▸ **ФРАГМЕНТ ДОКУМЕНТА**
* * * * *
Как бы то ни было, но союзник показал себя нерешительным и вялым, полагаться на его помощь не следовало, а у России тем временем назревало открытие еще одного фронта — на Севере.
К концу июня ситуация на Балтике осложнилась. Екатерина пребывала в тревоге, и письма Потемкина с Юга очень поддерживали ее. «Боже мой, что бы у нас было, если бы не последние Ваши приятные вести»[1333], — доносил из Петербурга Гарновский.
«Наша публика здесь несказанно обрадована победою, на Лимане одержанною, — писала императрица 20 июня. — На три дня позабыли говорить о шведском вооружении». Это письмо очень интересно, так как писалось Екатериной в течение пяти дней: с 16 по 20 июня. Оно представляет собой своеобразный дневник, показывающий, как сгущались тучи на русско-шведской границе. «16 июня… Здесь слухи о шведском вооружении и о намерении шведского короля нам объявить войну ежедневно и часто умножаются; он в Финляндию перевел и переводит полки, флот его уже из Карлскрона выехал, и его самого ожидают в Финляндии на сих днях… 18 июня. Датчане начали со шведами говорить тоном твердым… 19 июня. Вчерашний день получено известие о шведском флоте, что он встретился с тремя стопушечными кораблями нашими, кои пошли вперед к Зунду, и шведы требовали, чтоб контр-адмирал фон-Дезин им салютовал… Июня, 20-го числа. Сего утра из Стокгольма приехал курьер с известием, что король свейской прислал к Разумовскому сказать, чтоб он выехал из Стокгольма…»[1334]
Появление писем-дневников показывает, в каком напряжении находилась в это время императрица: ей необходимо было каждый день обращаться к своему корреспонденту, даже если она не могла сразу отправить письма. В эти дни перед Екатериной стояли два важных вопроса. «Если б ты был здесь, я б решилась в пять минут, переговоря с тобой»[1335], — писала она 4 июня. Сразу после повреждения Черноморского флота бурей императрица обещала сформировать на Балтике эскадру и отправить ее в Архипелаг. К лету 1788 года эскадра была готова, но в условиях обострения отношений со Швецией Екатерина не знала, отсылать ли ее от русских берегов. Григорий Александрович, понимая, как необходимы дополнительные корабли на Балтике, первым освободил императрицу от данного слова. Победы на Лимане показали, что русская сторона способна и малыми силами противостоять турецкому флоту. «Мы лодками разбили в щепы их флот и истребили лучшее… — писал Потемкин 19 июня. — Вот, матушка, сколько было заботы, чтоб в два месяца построить то, чем теперь бьем неприятеля. Не сказывая никому, но флот Архипе-лажский теперь остановить совсем можно… Бог поможет, мы и отсюда управимся»[1336].
* * * * *
▸ **ЗАПИСАННЫЕ ДАННЫЕ**
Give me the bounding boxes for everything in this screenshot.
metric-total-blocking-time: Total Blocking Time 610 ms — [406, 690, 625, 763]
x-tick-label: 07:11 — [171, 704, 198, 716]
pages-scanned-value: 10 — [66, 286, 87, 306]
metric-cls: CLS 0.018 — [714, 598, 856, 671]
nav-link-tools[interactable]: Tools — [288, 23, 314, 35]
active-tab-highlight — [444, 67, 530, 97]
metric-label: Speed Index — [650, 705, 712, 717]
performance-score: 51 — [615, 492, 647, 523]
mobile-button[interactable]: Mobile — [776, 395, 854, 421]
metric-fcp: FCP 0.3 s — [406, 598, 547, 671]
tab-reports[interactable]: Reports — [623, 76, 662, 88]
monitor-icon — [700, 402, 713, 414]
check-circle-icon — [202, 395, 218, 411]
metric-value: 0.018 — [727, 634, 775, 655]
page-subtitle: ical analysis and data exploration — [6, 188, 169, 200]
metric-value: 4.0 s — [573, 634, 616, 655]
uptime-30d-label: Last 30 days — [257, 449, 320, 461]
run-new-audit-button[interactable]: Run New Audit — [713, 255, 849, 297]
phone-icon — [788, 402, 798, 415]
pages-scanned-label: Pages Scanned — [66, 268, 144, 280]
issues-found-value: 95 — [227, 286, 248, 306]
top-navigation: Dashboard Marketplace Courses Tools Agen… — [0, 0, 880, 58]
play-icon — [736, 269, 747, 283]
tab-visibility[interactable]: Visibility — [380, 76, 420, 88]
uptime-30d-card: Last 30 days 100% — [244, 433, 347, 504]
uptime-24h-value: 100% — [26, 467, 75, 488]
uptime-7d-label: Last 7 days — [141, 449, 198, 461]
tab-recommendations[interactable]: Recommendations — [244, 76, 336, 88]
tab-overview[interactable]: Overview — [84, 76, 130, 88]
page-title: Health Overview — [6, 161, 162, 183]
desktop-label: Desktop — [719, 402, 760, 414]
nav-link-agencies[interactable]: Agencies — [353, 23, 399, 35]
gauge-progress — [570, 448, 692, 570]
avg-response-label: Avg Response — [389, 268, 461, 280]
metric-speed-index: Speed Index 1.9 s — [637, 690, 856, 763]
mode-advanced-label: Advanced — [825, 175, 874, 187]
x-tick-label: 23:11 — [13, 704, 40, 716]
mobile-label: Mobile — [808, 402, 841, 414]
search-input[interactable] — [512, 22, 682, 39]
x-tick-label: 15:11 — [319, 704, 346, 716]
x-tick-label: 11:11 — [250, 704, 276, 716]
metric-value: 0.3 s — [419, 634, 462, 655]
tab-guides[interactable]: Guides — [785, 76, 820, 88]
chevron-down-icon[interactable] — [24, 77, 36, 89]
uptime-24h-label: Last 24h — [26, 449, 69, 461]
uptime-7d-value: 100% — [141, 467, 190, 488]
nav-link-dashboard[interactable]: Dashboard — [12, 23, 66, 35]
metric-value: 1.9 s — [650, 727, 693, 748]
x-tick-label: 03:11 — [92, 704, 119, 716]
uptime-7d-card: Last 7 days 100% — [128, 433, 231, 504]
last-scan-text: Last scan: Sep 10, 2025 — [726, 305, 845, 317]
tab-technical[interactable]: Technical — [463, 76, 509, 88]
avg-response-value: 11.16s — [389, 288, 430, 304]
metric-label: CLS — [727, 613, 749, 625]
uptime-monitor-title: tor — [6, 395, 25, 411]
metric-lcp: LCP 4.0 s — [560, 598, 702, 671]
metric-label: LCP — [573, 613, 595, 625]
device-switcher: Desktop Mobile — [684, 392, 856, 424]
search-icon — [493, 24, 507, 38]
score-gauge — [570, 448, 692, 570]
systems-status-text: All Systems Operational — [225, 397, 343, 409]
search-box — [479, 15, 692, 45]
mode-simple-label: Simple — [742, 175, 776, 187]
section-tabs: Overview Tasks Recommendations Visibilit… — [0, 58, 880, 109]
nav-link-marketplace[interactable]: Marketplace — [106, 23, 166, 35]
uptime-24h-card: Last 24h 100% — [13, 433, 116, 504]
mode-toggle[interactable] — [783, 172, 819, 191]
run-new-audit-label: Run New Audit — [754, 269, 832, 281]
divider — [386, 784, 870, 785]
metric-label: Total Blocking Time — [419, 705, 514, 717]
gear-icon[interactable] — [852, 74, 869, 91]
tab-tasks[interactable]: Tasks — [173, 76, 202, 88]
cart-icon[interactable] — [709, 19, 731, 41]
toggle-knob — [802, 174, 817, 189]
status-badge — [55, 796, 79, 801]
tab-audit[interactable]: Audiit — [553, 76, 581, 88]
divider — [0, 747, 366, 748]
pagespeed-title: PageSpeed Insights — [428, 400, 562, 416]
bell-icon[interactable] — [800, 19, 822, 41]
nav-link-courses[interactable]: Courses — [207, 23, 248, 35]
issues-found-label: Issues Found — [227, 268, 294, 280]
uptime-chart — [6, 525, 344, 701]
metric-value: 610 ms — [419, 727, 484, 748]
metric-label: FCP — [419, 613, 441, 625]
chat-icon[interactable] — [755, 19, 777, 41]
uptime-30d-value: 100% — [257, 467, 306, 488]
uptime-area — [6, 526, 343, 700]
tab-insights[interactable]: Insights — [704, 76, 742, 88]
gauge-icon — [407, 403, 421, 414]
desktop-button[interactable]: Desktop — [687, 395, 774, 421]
* * * * *
▸ **ПИСЬМЕННОЕ ЗАДАНИЕ 1**
Сколько дней, согласно фрагменту документа, Екатерина писала письмо, датированное 20 июня?
▸ **ПИСЬМЕННОЕ ЗАДАНИЕ 2**
Верните дословно отрывок из фрагмента документа, который открывается словами «К концу июня» и завершается словами «из Петербурга Гарновский.».

▸ **ПОЛНЫЙ ОТВЕТ 1**
Пять дней: с 16 по 20 июня.

▸ **ПОЛНЫЙ ОТВЕТ 2**
К концу июня ситуация на Балтике осложнилась. Екатерина пребывала в тревоге, и письма Потемкина с Юга очень поддерживали ее. «Боже мой, что бы у нас было, если бы не последние Ваши приятные вести»[1333], — доносил из Петербурга Гарновский.